Collected data entries
++++++++++

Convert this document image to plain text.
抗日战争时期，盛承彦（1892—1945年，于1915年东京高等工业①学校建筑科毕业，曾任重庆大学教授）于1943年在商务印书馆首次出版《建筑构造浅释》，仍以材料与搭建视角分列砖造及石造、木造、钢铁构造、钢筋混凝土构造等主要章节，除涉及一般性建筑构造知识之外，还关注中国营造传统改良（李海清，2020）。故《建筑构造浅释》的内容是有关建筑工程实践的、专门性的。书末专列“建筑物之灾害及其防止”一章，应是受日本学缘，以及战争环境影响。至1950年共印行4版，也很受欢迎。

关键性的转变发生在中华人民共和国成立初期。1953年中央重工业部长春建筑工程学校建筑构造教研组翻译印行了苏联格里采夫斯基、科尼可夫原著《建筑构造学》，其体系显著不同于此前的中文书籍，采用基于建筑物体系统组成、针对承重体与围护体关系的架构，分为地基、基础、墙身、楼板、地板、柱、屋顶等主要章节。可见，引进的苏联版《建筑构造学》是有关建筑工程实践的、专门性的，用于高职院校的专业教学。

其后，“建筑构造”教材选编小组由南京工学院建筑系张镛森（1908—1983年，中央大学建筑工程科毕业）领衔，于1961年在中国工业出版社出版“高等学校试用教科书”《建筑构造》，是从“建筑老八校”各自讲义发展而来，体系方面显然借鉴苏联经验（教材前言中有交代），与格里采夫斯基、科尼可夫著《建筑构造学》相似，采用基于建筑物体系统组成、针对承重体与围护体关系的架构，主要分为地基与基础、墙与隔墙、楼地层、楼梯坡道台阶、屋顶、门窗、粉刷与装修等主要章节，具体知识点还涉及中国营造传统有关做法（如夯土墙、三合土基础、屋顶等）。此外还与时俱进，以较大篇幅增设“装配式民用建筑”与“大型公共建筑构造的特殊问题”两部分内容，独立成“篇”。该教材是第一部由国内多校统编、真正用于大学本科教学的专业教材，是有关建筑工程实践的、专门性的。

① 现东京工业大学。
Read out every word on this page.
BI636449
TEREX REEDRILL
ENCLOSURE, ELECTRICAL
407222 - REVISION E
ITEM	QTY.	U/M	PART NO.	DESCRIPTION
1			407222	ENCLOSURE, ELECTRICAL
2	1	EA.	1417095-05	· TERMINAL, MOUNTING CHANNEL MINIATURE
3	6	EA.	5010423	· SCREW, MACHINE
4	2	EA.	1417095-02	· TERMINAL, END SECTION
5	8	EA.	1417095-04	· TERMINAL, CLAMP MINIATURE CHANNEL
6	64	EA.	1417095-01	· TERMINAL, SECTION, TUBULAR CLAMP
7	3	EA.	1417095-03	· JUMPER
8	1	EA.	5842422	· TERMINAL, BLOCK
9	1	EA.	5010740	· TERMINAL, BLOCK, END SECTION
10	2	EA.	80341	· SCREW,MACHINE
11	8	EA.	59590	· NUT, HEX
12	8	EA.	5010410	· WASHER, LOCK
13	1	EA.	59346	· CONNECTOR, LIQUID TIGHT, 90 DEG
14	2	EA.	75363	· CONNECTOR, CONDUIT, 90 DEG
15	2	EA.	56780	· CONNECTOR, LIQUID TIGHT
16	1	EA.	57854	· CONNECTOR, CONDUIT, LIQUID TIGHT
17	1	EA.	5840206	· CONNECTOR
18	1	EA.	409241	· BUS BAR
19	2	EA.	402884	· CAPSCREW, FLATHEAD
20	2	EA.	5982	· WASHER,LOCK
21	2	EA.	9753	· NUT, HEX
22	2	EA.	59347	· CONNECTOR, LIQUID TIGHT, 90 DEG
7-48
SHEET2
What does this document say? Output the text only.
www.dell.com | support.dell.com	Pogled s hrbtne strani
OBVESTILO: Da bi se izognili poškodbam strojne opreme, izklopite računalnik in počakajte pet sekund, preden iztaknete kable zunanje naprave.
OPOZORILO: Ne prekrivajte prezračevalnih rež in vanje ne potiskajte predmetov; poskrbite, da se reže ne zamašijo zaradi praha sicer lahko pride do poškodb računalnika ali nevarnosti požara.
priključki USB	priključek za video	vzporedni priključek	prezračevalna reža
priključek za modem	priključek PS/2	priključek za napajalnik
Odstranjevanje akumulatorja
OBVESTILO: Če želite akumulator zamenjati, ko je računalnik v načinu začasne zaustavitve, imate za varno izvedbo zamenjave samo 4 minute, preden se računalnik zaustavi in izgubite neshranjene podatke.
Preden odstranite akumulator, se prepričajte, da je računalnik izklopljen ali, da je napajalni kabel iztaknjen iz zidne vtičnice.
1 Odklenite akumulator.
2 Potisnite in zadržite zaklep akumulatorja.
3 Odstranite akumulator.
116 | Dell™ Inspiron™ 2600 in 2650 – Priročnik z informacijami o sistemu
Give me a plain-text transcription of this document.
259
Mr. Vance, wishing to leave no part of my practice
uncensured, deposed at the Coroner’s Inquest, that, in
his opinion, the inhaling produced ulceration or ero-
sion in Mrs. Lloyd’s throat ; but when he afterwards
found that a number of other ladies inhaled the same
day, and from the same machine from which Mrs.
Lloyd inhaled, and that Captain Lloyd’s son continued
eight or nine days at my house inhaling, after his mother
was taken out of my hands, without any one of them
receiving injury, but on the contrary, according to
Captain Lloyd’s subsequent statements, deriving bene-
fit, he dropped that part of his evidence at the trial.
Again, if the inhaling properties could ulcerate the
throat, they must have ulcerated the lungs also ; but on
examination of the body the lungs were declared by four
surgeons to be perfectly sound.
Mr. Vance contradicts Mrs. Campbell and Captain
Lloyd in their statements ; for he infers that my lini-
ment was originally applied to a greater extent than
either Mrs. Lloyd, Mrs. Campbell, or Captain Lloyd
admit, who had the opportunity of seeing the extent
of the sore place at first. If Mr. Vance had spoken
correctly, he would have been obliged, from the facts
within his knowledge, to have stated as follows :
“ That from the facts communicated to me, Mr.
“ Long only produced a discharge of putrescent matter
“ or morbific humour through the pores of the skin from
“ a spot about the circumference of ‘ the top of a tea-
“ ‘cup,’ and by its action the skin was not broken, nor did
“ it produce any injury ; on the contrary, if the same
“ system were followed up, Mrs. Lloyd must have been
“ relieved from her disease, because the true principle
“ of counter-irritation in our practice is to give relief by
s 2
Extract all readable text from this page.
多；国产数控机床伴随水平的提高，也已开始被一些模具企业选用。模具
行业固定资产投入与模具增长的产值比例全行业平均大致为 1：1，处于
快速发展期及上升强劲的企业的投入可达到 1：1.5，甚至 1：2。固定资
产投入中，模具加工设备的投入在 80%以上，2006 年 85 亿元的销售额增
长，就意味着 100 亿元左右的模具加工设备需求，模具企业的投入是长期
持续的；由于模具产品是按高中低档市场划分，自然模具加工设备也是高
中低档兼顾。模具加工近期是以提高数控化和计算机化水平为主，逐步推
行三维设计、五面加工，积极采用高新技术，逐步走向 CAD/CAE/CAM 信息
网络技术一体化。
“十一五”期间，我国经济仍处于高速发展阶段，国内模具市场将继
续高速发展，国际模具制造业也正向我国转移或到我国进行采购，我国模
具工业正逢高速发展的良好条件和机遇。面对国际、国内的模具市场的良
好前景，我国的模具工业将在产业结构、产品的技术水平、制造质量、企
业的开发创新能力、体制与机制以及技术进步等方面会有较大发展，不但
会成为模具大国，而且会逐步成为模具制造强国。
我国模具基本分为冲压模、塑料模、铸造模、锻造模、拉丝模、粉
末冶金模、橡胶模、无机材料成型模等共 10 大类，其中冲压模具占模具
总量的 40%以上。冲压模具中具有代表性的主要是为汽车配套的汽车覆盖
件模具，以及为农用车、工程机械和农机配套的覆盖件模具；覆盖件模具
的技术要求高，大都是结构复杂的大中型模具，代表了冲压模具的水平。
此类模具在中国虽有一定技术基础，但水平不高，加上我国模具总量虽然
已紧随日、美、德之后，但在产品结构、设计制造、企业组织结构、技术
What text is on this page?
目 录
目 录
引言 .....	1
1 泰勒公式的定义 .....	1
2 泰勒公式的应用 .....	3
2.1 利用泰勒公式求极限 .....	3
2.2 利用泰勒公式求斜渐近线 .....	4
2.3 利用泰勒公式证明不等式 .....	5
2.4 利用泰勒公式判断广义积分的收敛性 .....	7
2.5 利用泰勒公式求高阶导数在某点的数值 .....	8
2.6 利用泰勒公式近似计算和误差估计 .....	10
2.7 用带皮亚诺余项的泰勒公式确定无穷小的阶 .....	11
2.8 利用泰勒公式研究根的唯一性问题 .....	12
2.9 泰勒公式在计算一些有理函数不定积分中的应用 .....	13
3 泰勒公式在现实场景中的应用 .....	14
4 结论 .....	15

++++++++++

» **Problem to work on**
Show every line where the string "CHANNEL" appears.

» **Expected answer**
2	1	EA.	1417095-05	· TERMINAL, MOUNTING CHANNEL MINIATURE
5	8	EA.	1417095-04	· TERMINAL, CLAMP MINIATURE CHANNEL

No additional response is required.